*** MATERIAL FOR THE TASK

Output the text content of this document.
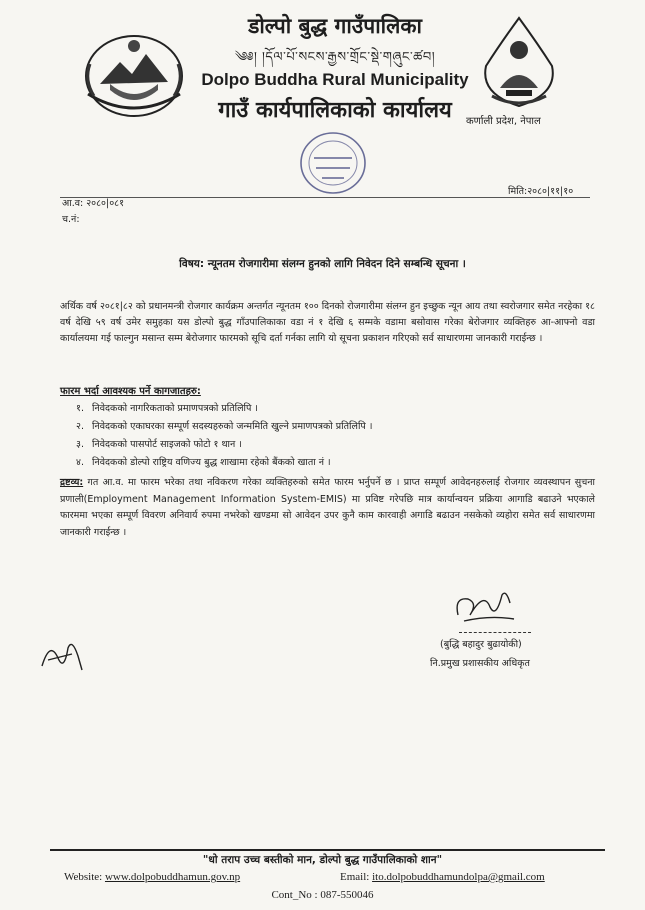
डोल्पो बुद्ध गाउँपालिका
༄༅། །དོལ་པོ་སངས་རྒྱས་གྲོང་སྡེ་གཞུང་ཚབ།
Dolpo Buddha Rural Municipality
गाउँ कार्यपालिकाको कार्यालय	कर्णाली प्रदेश, नेपाल
मिति:२०८०|११|१०
आ.व: २०८०|०८१
च.नं:
विषय: न्यूनतम रोजगारीमा संलग्न हुनको लागि निवेदन दिने सम्बन्धि सूचना ।

अर्थिक वर्ष २०८१|८२ को प्रधानमन्त्री रोजगार कार्यक्रम अन्तर्गत न्यूनतम १०० दिनको रोजगारीमा संलग्न हुन इच्छुक न्यून आय तथा स्वरोजगार समेत नरहेका १८ वर्ष देखि ५९ वर्ष उमेर समुहका यस डोल्पो बुद्ध गाँउपालिकाका वडा नं १ देखि ६ सम्मके वडामा बसोवास गरेका बेरोजगार व्यक्तिहरु आ-आफ्नो वडा कार्यालयमा गई फाल्गुन मसान्त सम्म बेरोजगार फारमको सूचि दर्ता गर्नका लागि यो सूचना प्रकाशन गरिएको सर्व साधारणमा जानकारी गराईन्छ ।

फारम भर्दा आवश्यक पर्ने कागजातहरु:
१. निवेदकको नागरिकताको प्रमाणपत्रको प्रतिलिपि ।
२. निवेदकको एकाघरका सम्पूर्ण सदस्यहरुको जन्ममिति खुल्ने प्रमाणपत्रको प्रतिलिपि ।
३. निवेदकको पासपोर्ट साइजको फोटो १ थान ।
४. निवेदकको डोल्पो राष्ट्रिय वणिज्य बुद्ध शाखामा रहेको बैंकको खाता नं ।

द्रष्टव्य: गत आ.व. मा फारम भरेका तथा नविकरण गरेका व्यक्तिहरुको समेत फारम भर्नुपर्ने छ । प्राप्त सम्पूर्ण आवेदनहरुलाई रोजगार व्यवस्थापन सुचना प्रणाली(Employment Management Information System-EMIS) मा प्रविष्ट गरेपछि मात्र कार्यान्वयन प्रक्रिया आगाडि बढाउने भएकाले फारममा भएका सम्पूर्ण विवरण अनिवार्य रुपमा नभरेको खण्डमा सो आवेदन उपर कुनै काम कारवाही अगाडि बढाउन नसकेको व्यहोरा समेत सर्व साधारणमा जानकारी गराईन्छ ।

(बुद्धि बहादुर बुढायोकी)
नि.प्रमुख प्रशासकीय अधिकृत
"धो तराप उच्च बस्तीको मान, डोल्पो बुद्ध गाउँपालिकाको शान"
Website: www.dolpobuddhamun.gov.np	Email: ito.dolpobuddhamundolpa@gmail.com
Cont_No : 087-550046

******

GIVEN REQUEST:
Repeat each record exactly as shown above, dropping all images.

FINISHED TASK:
Output the text content of this document.
डोल्पो बुद्ध गाउँपालिका
༄༅། །དོལ་པོ་སངས་རྒྱས་གྲོང་སྡེ་གཞུང་ཚབ།
Dolpo Buddha Rural Municipality
गाउँ कार्यपालिकाको कार्यालय	कर्णाली प्रदेश, नेपाल
मिति:२०८०|११|१०
आ.व: २०८०|०८१
च.नं:
विषय: न्यूनतम रोजगारीमा संलग्न हुनको लागि निवेदन दिने सम्बन्धि सूचना ।

अर्थिक वर्ष २०८१|८२ को प्रधानमन्त्री रोजगार कार्यक्रम अन्तर्गत न्यूनतम १०० दिनको रोजगारीमा संलग्न हुन इच्छुक न्यून आय तथा स्वरोजगार समेत नरहेका १८ वर्ष देखि ५९ वर्ष उमेर समुहका यस डोल्पो बुद्ध गाँउपालिकाका वडा नं १ देखि ६ सम्मके वडामा बसोवास गरेका बेरोजगार व्यक्तिहरु आ-आफ्नो वडा कार्यालयमा गई फाल्गुन मसान्त सम्म बेरोजगार फारमको सूचि दर्ता गर्नका लागि यो सूचना प्रकाशन गरिएको सर्व साधारणमा जानकारी गराईन्छ ।

फारम भर्दा आवश्यक पर्ने कागजातहरु:
१. निवेदकको नागरिकताको प्रमाणपत्रको प्रतिलिपि ।
२. निवेदकको एकाघरका सम्पूर्ण सदस्यहरुको जन्ममिति खुल्ने प्रमाणपत्रको प्रतिलिपि ।
३. निवेदकको पासपोर्ट साइजको फोटो १ थान ।
४. निवेदकको डोल्पो राष्ट्रिय वणिज्य बुद्ध शाखामा रहेको बैंकको खाता नं ।

द्रष्टव्य: गत आ.व. मा फारम भरेका तथा नविकरण गरेका व्यक्तिहरुको समेत फारम भर्नुपर्ने छ । प्राप्त सम्पूर्ण आवेदनहरुलाई रोजगार व्यवस्थापन सुचना प्रणाली(Employment Management Information System-EMIS) मा प्रविष्ट गरेपछि मात्र कार्यान्वयन प्रक्रिया आगाडि बढाउने भएकाले फारममा भएका सम्पूर्ण विवरण अनिवार्य रुपमा नभरेको खण्डमा सो आवेदन उपर कुनै काम कारवाही अगाडि बढाउन नसकेको व्यहोरा समेत सर्व साधारणमा जानकारी गराईन्छ ।

(बुद्धि बहादुर बुढायोकी)
नि.प्रमुख प्रशासकीय अधिकृत
"धो तराप उच्च बस्तीको मान, डोल्पो बुद्ध गाउँपालिकाको शान"
Website: www.dolpobuddhamun.gov.np	Email: ito.dolpobuddhamundolpa@gmail.com
Cont_No : 087-550046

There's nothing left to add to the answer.